» Stated problem:
Count the lines in the listing below that contain the string "stepless", matching case exactly, and reply with only that number.

» Supplied data:
╔══
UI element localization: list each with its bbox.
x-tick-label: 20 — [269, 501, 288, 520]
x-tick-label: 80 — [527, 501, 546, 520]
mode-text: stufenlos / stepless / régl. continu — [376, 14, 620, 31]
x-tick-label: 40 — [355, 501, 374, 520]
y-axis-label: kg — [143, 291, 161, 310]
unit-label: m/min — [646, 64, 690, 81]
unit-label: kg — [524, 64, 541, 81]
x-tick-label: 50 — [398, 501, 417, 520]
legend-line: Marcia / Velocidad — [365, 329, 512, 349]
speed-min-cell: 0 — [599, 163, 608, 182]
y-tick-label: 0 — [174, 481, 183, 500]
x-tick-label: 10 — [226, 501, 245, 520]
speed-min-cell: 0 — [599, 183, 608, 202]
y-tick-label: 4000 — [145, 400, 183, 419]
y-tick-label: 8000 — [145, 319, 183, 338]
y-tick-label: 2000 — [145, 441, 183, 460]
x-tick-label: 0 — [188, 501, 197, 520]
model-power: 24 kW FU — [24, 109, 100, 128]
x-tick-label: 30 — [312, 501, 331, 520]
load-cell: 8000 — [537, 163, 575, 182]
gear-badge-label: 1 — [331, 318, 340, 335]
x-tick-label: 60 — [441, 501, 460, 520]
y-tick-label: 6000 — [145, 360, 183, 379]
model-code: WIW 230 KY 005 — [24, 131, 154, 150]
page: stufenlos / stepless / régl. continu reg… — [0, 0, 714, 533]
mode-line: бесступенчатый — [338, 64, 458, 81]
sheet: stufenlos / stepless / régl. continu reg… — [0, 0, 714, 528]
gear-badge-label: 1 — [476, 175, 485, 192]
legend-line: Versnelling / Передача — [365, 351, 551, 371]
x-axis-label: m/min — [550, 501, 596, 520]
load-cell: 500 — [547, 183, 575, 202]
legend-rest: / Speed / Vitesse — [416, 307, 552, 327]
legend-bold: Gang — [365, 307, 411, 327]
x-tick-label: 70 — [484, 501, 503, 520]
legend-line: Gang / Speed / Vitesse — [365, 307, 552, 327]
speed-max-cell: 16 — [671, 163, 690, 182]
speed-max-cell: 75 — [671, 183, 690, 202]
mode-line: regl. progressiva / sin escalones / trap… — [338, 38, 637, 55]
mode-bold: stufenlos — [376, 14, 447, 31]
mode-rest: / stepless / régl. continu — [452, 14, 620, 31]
╚══
» Expected answer:
4